▶ _Exercise objective_
Take every line from the listing below that includes "placeholder" and copy it.

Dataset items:
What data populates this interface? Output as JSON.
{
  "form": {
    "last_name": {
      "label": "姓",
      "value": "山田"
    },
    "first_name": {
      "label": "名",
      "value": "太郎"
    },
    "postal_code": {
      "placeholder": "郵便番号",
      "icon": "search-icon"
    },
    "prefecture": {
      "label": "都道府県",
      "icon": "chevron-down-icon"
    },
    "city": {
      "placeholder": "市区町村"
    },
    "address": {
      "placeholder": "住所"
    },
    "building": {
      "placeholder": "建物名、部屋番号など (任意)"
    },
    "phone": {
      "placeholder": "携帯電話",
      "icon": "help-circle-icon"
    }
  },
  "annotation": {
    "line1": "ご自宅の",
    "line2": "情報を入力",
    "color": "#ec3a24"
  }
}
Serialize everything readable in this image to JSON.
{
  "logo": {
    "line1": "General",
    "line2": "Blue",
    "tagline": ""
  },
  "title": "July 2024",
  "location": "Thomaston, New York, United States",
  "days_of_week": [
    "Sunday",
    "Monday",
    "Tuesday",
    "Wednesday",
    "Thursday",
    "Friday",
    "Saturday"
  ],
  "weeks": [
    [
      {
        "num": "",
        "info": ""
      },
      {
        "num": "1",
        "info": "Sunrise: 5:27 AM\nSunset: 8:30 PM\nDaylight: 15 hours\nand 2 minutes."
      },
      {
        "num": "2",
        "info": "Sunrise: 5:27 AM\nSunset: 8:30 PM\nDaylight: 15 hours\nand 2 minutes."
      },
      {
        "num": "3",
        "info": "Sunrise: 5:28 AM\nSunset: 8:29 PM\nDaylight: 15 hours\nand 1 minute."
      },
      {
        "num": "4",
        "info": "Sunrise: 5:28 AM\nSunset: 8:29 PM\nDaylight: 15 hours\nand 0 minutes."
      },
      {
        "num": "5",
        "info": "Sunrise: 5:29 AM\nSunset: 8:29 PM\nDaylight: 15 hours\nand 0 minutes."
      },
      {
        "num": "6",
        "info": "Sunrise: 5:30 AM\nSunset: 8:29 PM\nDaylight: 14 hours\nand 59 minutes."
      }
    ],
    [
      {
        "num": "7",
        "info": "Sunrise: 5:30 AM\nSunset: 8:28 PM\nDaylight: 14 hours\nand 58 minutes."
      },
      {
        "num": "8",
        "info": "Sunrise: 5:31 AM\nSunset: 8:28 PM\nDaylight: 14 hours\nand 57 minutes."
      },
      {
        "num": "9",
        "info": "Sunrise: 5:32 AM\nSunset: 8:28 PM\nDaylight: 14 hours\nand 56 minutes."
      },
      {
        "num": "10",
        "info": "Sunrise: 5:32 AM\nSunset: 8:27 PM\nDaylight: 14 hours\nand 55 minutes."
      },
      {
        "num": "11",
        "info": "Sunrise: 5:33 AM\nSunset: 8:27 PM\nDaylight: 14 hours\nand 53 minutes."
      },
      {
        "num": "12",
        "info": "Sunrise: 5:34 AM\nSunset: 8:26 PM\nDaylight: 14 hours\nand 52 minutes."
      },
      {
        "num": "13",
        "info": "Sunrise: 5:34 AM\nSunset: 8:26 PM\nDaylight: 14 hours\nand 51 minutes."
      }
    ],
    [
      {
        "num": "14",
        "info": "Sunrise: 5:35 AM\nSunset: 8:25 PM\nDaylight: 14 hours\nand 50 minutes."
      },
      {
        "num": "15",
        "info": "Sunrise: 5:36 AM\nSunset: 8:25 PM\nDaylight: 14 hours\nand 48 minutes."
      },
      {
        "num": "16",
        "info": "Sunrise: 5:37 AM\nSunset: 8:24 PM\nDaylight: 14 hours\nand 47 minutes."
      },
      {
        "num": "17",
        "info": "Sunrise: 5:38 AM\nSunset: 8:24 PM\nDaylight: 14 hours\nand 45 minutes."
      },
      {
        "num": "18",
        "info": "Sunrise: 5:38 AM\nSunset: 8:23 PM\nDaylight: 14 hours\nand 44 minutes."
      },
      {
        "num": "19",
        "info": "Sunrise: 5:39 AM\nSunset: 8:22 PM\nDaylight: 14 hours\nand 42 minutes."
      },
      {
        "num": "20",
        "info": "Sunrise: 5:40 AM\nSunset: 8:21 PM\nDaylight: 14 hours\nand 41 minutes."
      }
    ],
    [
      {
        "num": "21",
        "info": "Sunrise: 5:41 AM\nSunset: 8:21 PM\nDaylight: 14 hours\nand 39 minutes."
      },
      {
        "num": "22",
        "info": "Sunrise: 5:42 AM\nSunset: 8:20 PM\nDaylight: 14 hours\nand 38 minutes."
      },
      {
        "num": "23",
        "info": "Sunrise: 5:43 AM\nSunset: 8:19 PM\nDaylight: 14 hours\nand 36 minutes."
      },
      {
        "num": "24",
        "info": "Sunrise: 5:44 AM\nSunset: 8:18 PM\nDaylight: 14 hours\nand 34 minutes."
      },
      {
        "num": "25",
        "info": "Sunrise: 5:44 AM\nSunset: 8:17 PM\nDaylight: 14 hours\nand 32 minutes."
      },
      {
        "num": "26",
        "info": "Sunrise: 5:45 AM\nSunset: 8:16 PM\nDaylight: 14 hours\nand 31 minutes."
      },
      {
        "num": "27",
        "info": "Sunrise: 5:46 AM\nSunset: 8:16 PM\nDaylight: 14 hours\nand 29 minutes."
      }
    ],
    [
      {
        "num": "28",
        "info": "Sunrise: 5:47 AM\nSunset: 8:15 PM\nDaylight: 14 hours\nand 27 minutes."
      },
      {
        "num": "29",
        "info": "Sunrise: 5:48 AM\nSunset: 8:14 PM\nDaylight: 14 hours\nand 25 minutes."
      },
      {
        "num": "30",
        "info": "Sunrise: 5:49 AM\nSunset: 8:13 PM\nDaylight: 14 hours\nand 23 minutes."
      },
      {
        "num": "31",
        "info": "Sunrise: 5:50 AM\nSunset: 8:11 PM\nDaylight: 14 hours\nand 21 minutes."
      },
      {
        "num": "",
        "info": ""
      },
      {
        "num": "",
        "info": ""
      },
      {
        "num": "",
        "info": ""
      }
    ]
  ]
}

▶ _Solution to this task_
      "placeholder": "郵便番号",
      "placeholder": "市区町村"
      "placeholder": "住所"
      "placeholder": "建物名、部屋番号など (任意)"
      "placeholder": "携帯電話",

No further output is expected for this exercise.